┌─ Records

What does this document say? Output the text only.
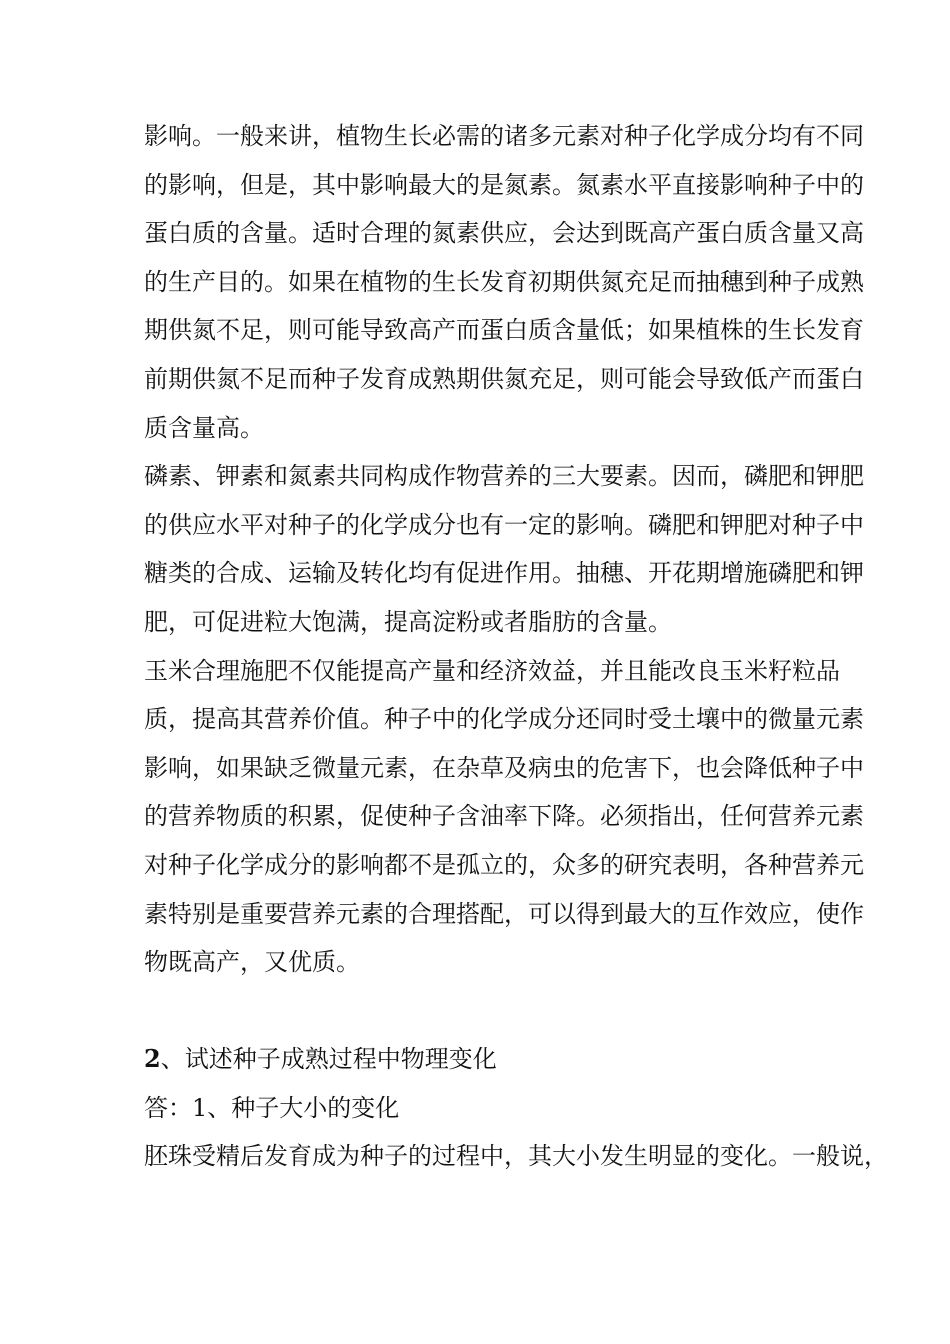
影响。一般来讲，植物生长必需的诸多元素对种子化学成分均有不同
的影响，但是，其中影响最大的是氮素。氮素水平直接影响种子中的
蛋白质的含量。适时合理的氮素供应，会达到既高产蛋白质含量又高
的生产目的。如果在植物的生长发育初期供氮充足而抽穗到种子成熟
期供氮不足，则可能导致高产而蛋白质含量低；如果植株的生长发育
前期供氮不足而种子发育成熟期供氮充足，则可能会导致低产而蛋白
质含量高。
磷素、钾素和氮素共同构成作物营养的三大要素。因而，磷肥和钾肥
的供应水平对种子的化学成分也有一定的影响。磷肥和钾肥对种子中
糖类的合成、运输及转化均有促进作用。抽穗、开花期增施磷肥和钾
肥，可促进粒大饱满，提高淀粉或者脂肪的含量。
玉米合理施肥不仅能提高产量和经济效益，并且能改良玉米籽粒品
质，提高其营养价值。种子中的化学成分还同时受土壤中的微量元素
影响，如果缺乏微量元素，在杂草及病虫的危害下，也会降低种子中
的营养物质的积累，促使种子含油率下降。必须指出，任何营养元素
对种子化学成分的影响都不是孤立的，众多的研究表明，各种营养元
素特别是重要营养元素的合理搭配，可以得到最大的互作效应，使作
物既高产，又优质。
2、试述种子成熟过程中物理变化
答：1、种子大小的变化
胚珠受精后发育成为种子的过程中，其大小发生明显的变化。一般说，
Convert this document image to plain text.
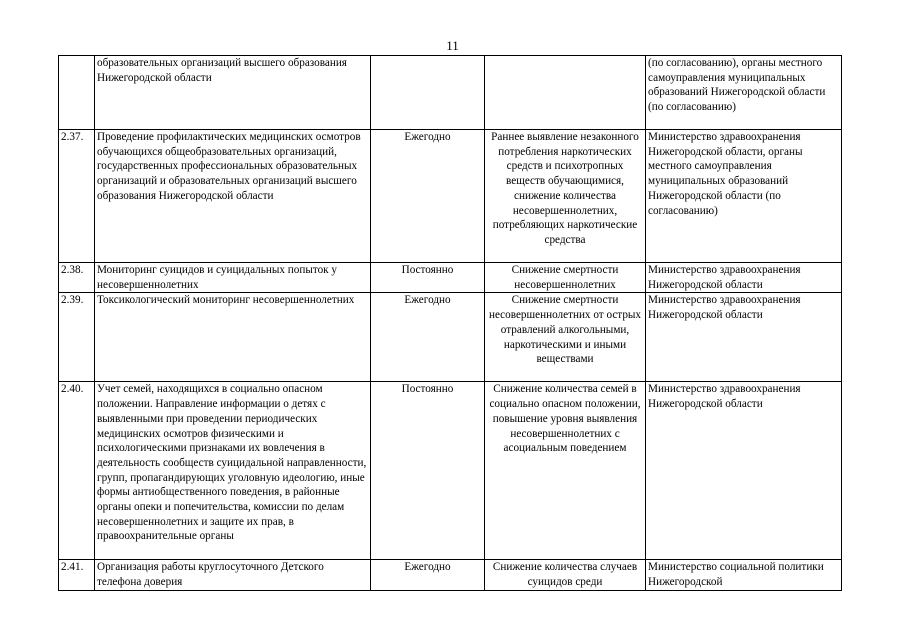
11
	образовательных организаций высшего образования Нижегородской области			(по согласованию), органы местного самоуправления муниципальных образований Нижегородской области (по согласованию)
2.37.	Проведение профилактических медицинских осмотров обучающихся общеобразовательных организаций, государственных профессиональных образовательных организаций и образовательных организаций высшего образования Нижегородской области	Ежегодно	Раннее выявление незаконного потребления наркотических средств и психотропных веществ обучающимися, снижение количества несовершеннолетних, потребляющих наркотические средства	Министерство здравоохранения Нижегородской области, органы местного самоуправления муниципальных образований Нижегородской области (по согласованию)
2.38.	Мониторинг суицидов и суицидальных попыток у несовершеннолетних	Постоянно	Снижение смертности несовершеннолетних	Министерство здравоохранения Нижегородской области
2.39.	Токсикологический мониторинг несовершеннолетних	Ежегодно	Снижение смертности несовершеннолетних от острых отравлений алкогольными, наркотическими и иными веществами	Министерство здравоохранения Нижегородской области
2.40.	Учет семей, находящихся в социально опасном положении. Направление информации о детях с выявленными при проведении периодических медицинских осмотров физическими и психологическими признаками их вовлечения в деятельность сообществ суицидальной направленности, групп, пропагандирующих уголовную идеологию, иные формы антиобщественного поведения, в районные органы опеки и попечительства, комиссии по делам несовершеннолетних и защите их прав, в правоохранительные органы	Постоянно	Снижение количества семей в социально опасном положении, повышение уровня выявления несовершеннолетних с асоциальным поведением	Министерство здравоохранения Нижегородской области
2.41.	Организация работы круглосуточного Детского телефона доверия	Ежегодно	Снижение количества случаев суицидов среди	Министерство социальной политики Нижегородской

└─

▶ _Set exercise_: Print the complete listing exactly as it stands, without its pictures.

▶ _Answer to this problem_:
What does this document say? Output the text only.
影响。一般来讲，植物生长必需的诸多元素对种子化学成分均有不同
的影响，但是，其中影响最大的是氮素。氮素水平直接影响种子中的
蛋白质的含量。适时合理的氮素供应，会达到既高产蛋白质含量又高
的生产目的。如果在植物的生长发育初期供氮充足而抽穗到种子成熟
期供氮不足，则可能导致高产而蛋白质含量低；如果植株的生长发育
前期供氮不足而种子发育成熟期供氮充足，则可能会导致低产而蛋白
质含量高。
磷素、钾素和氮素共同构成作物营养的三大要素。因而，磷肥和钾肥
的供应水平对种子的化学成分也有一定的影响。磷肥和钾肥对种子中
糖类的合成、运输及转化均有促进作用。抽穗、开花期增施磷肥和钾
肥，可促进粒大饱满，提高淀粉或者脂肪的含量。
玉米合理施肥不仅能提高产量和经济效益，并且能改良玉米籽粒品
质，提高其营养价值。种子中的化学成分还同时受土壤中的微量元素
影响，如果缺乏微量元素，在杂草及病虫的危害下，也会降低种子中
的营养物质的积累，促使种子含油率下降。必须指出，任何营养元素
对种子化学成分的影响都不是孤立的，众多的研究表明，各种营养元
素特别是重要营养元素的合理搭配，可以得到最大的互作效应，使作
物既高产，又优质。
2、试述种子成熟过程中物理变化
答：1、种子大小的变化
胚珠受精后发育成为种子的过程中，其大小发生明显的变化。一般说，
Convert this document image to plain text.
11
	образовательных организаций высшего образования Нижегородской области			(по согласованию), органы местного самоуправления муниципальных образований Нижегородской области (по согласованию)
2.37.	Проведение профилактических медицинских осмотров обучающихся общеобразовательных организаций, государственных профессиональных образовательных организаций и образовательных организаций высшего образования Нижегородской области	Ежегодно	Раннее выявление незаконного потребления наркотических средств и психотропных веществ обучающимися, снижение количества несовершеннолетних, потребляющих наркотические средства	Министерство здравоохранения Нижегородской области, органы местного самоуправления муниципальных образований Нижегородской области (по согласованию)
2.38.	Мониторинг суицидов и суицидальных попыток у несовершеннолетних	Постоянно	Снижение смертности несовершеннолетних	Министерство здравоохранения Нижегородской области
2.39.	Токсикологический мониторинг несовершеннолетних	Ежегодно	Снижение смертности несовершеннолетних от острых отравлений алкогольными, наркотическими и иными веществами	Министерство здравоохранения Нижегородской области
2.40.	Учет семей, находящихся в социально опасном положении. Направление информации о детях с выявленными при проведении периодических медицинских осмотров физическими и психологическими признаками их вовлечения в деятельность сообществ суицидальной направленности, групп, пропагандирующих уголовную идеологию, иные формы антиобщественного поведения, в районные органы опеки и попечительства, комиссии по делам несовершеннолетних и защите их прав, в правоохранительные органы	Постоянно	Снижение количества семей в социально опасном положении, повышение уровня выявления несовершеннолетних с асоциальным поведением	Министерство здравоохранения Нижегородской области
2.41.	Организация работы круглосуточного Детского телефона доверия	Ежегодно	Снижение количества случаев суицидов среди	Министерство социальной политики Нижегородской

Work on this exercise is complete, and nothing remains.